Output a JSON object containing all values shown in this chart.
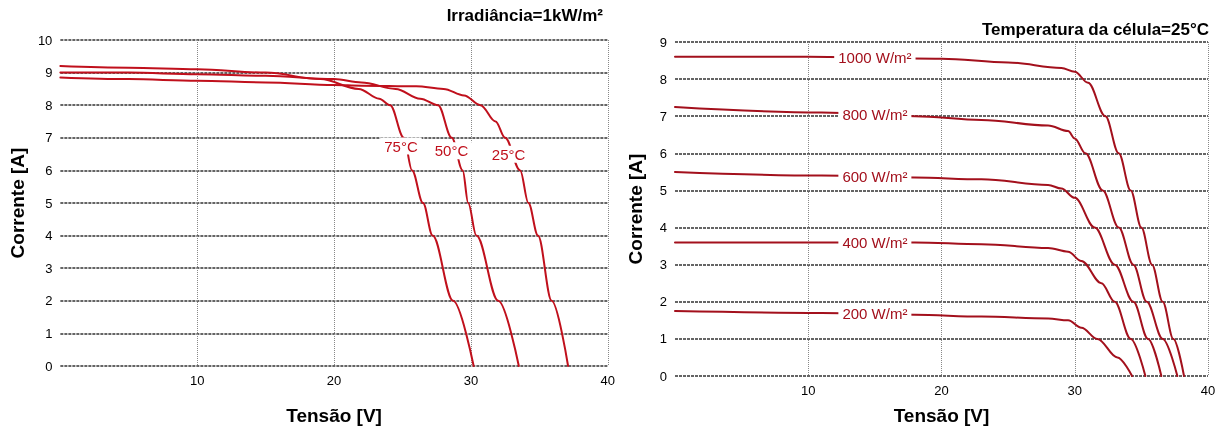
{
  "chart_data": [
    {
      "type": "line",
      "title": "Irradiância=1kW/m²",
      "xlabel": "Tensão [V]",
      "ylabel": "Corrente [A]",
      "xlim": [
        0,
        40
      ],
      "xticks": [
        10,
        20,
        30,
        40
      ],
      "ylim": [
        0,
        10
      ],
      "yticks": [
        0,
        1,
        2,
        3,
        4,
        5,
        6,
        7,
        8,
        9,
        10
      ],
      "grid": true,
      "series": [
        {
          "name": "75°C",
          "color": "#c0101c",
          "x": [
            0,
            5,
            10,
            15,
            19,
            21.8,
            23.3,
            24.1,
            25.1,
            25.7,
            26.5,
            27.2,
            28.7,
            30.2
          ],
          "values": [
            9.2,
            9.15,
            9.1,
            9.0,
            8.8,
            8.5,
            8.2,
            8,
            7,
            6,
            5,
            4,
            2,
            0
          ]
        },
        {
          "name": "50°C",
          "color": "#c0101c",
          "x": [
            0,
            5,
            10,
            15,
            20,
            22,
            24.5,
            26.3,
            27.6,
            28.6,
            29.4,
            29.8,
            30.4,
            32,
            33.5
          ],
          "values": [
            9.0,
            9.0,
            8.95,
            8.9,
            8.8,
            8.7,
            8.5,
            8.2,
            8,
            7,
            6,
            5,
            4,
            2,
            0
          ]
        },
        {
          "name": "25°C",
          "color": "#c0101c",
          "x": [
            0,
            5,
            10,
            15,
            20,
            22,
            26,
            28,
            29.5,
            30.7,
            31.8,
            32.5,
            33.6,
            34.2,
            34.9,
            35.9,
            37.1
          ],
          "values": [
            8.85,
            8.8,
            8.75,
            8.7,
            8.62,
            8.6,
            8.58,
            8.5,
            8.3,
            8,
            7.5,
            7,
            6,
            5,
            4,
            2,
            0
          ]
        }
      ]
    },
    {
      "type": "line",
      "title": "Temperatura da célula=25°C",
      "xlabel": "Tensão [V]",
      "ylabel": "Corrente [A]",
      "xlim": [
        0,
        40
      ],
      "xticks": [
        10,
        20,
        30,
        40
      ],
      "ylim": [
        0,
        9
      ],
      "yticks": [
        0,
        1,
        2,
        3,
        4,
        5,
        6,
        7,
        8,
        9
      ],
      "grid": true,
      "series": [
        {
          "name": "1000 W/m²",
          "color": "#a3101c",
          "x": [
            0,
            10,
            20,
            25,
            29,
            30,
            31,
            32.3,
            33.3,
            34.2,
            35,
            35.8,
            36.6,
            37.4,
            38.2
          ],
          "values": [
            8.6,
            8.6,
            8.55,
            8.45,
            8.3,
            8.2,
            7.9,
            7,
            6,
            5,
            4,
            3,
            2,
            1,
            0
          ]
        },
        {
          "name": "800 W/m²",
          "color": "#a3101c",
          "x": [
            0,
            11,
            18,
            23,
            28,
            29.5,
            30,
            30.8,
            32.1,
            33.3,
            34.4,
            35.4,
            36.6,
            37.7
          ],
          "values": [
            7.25,
            7.1,
            7.0,
            6.9,
            6.75,
            6.6,
            6.4,
            6,
            5,
            4,
            3,
            2,
            1,
            0
          ]
        },
        {
          "name": "600 W/m²",
          "color": "#a3101c",
          "x": [
            0,
            11,
            18,
            23,
            28,
            29,
            30,
            31.5,
            33,
            34.4,
            35.5,
            36.5
          ],
          "values": [
            5.5,
            5.4,
            5.35,
            5.3,
            5.15,
            5.05,
            4.8,
            4,
            3,
            2,
            1,
            0
          ]
        },
        {
          "name": "400 W/m²",
          "color": "#a3101c",
          "x": [
            0,
            11,
            18,
            23,
            28,
            29.5,
            30.5,
            32,
            33,
            34.2,
            35.3
          ],
          "values": [
            3.6,
            3.6,
            3.6,
            3.55,
            3.45,
            3.35,
            3.1,
            2.5,
            2,
            1,
            0
          ]
        },
        {
          "name": "200 W/m²",
          "color": "#a3101c",
          "x": [
            0,
            11,
            18,
            23,
            28,
            29.5,
            30.5,
            31.7,
            33.2,
            34.3
          ],
          "values": [
            1.75,
            1.7,
            1.65,
            1.6,
            1.55,
            1.5,
            1.3,
            1.0,
            0.5,
            0
          ]
        }
      ]
    }
  ]
}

============================================================

EXERCISE.
Copy all the entries word for word. Omit any pictures.

RESPONSE TO THE EXERCISE.
Output a JSON object containing all values shown in this chart.
{
  "chart_data": [
    {
      "type": "line",
      "title": "Irradiância=1kW/m²",
      "xlabel": "Tensão [V]",
      "ylabel": "Corrente [A]",
      "xlim": [
        0,
        40
      ],
      "xticks": [
        10,
        20,
        30,
        40
      ],
      "ylim": [
        0,
        10
      ],
      "yticks": [
        0,
        1,
        2,
        3,
        4,
        5,
        6,
        7,
        8,
        9,
        10
      ],
      "grid": true,
      "series": [
        {
          "name": "75°C",
          "color": "#c0101c",
          "x": [
            0,
            5,
            10,
            15,
            19,
            21.8,
            23.3,
            24.1,
            25.1,
            25.7,
            26.5,
            27.2,
            28.7,
            30.2
          ],
          "values": [
            9.2,
            9.15,
            9.1,
            9.0,
            8.8,
            8.5,
            8.2,
            8,
            7,
            6,
            5,
            4,
            2,
            0
          ]
        },
        {
          "name": "50°C",
          "color": "#c0101c",
          "x": [
            0,
            5,
            10,
            15,
            20,
            22,
            24.5,
            26.3,
            27.6,
            28.6,
            29.4,
            29.8,
            30.4,
            32,
            33.5
          ],
          "values": [
            9.0,
            9.0,
            8.95,
            8.9,
            8.8,
            8.7,
            8.5,
            8.2,
            8,
            7,
            6,
            5,
            4,
            2,
            0
          ]
        },
        {
          "name": "25°C",
          "color": "#c0101c",
          "x": [
            0,
            5,
            10,
            15,
            20,
            22,
            26,
            28,
            29.5,
            30.7,
            31.8,
            32.5,
            33.6,
            34.2,
            34.9,
            35.9,
            37.1
          ],
          "values": [
            8.85,
            8.8,
            8.75,
            8.7,
            8.62,
            8.6,
            8.58,
            8.5,
            8.3,
            8,
            7.5,
            7,
            6,
            5,
            4,
            2,
            0
          ]
        }
      ]
    },
    {
      "type": "line",
      "title": "Temperatura da célula=25°C",
      "xlabel": "Tensão [V]",
      "ylabel": "Corrente [A]",
      "xlim": [
        0,
        40
      ],
      "xticks": [
        10,
        20,
        30,
        40
      ],
      "ylim": [
        0,
        9
      ],
      "yticks": [
        0,
        1,
        2,
        3,
        4,
        5,
        6,
        7,
        8,
        9
      ],
      "grid": true,
      "series": [
        {
          "name": "1000 W/m²",
          "color": "#a3101c",
          "x": [
            0,
            10,
            20,
            25,
            29,
            30,
            31,
            32.3,
            33.3,
            34.2,
            35,
            35.8,
            36.6,
            37.4,
            38.2
          ],
          "values": [
            8.6,
            8.6,
            8.55,
            8.45,
            8.3,
            8.2,
            7.9,
            7,
            6,
            5,
            4,
            3,
            2,
            1,
            0
          ]
        },
        {
          "name": "800 W/m²",
          "color": "#a3101c",
          "x": [
            0,
            11,
            18,
            23,
            28,
            29.5,
            30,
            30.8,
            32.1,
            33.3,
            34.4,
            35.4,
            36.6,
            37.7
          ],
          "values": [
            7.25,
            7.1,
            7.0,
            6.9,
            6.75,
            6.6,
            6.4,
            6,
            5,
            4,
            3,
            2,
            1,
            0
          ]
        },
        {
          "name": "600 W/m²",
          "color": "#a3101c",
          "x": [
            0,
            11,
            18,
            23,
            28,
            29,
            30,
            31.5,
            33,
            34.4,
            35.5,
            36.5
          ],
          "values": [
            5.5,
            5.4,
            5.35,
            5.3,
            5.15,
            5.05,
            4.8,
            4,
            3,
            2,
            1,
            0
          ]
        },
        {
          "name": "400 W/m²",
          "color": "#a3101c",
          "x": [
            0,
            11,
            18,
            23,
            28,
            29.5,
            30.5,
            32,
            33,
            34.2,
            35.3
          ],
          "values": [
            3.6,
            3.6,
            3.6,
            3.55,
            3.45,
            3.35,
            3.1,
            2.5,
            2,
            1,
            0
          ]
        },
        {
          "name": "200 W/m²",
          "color": "#a3101c",
          "x": [
            0,
            11,
            18,
            23,
            28,
            29.5,
            30.5,
            31.7,
            33.2,
            34.3
          ],
          "values": [
            1.75,
            1.7,
            1.65,
            1.6,
            1.55,
            1.5,
            1.3,
            1.0,
            0.5,
            0
          ]
        }
      ]
    }
  ]
}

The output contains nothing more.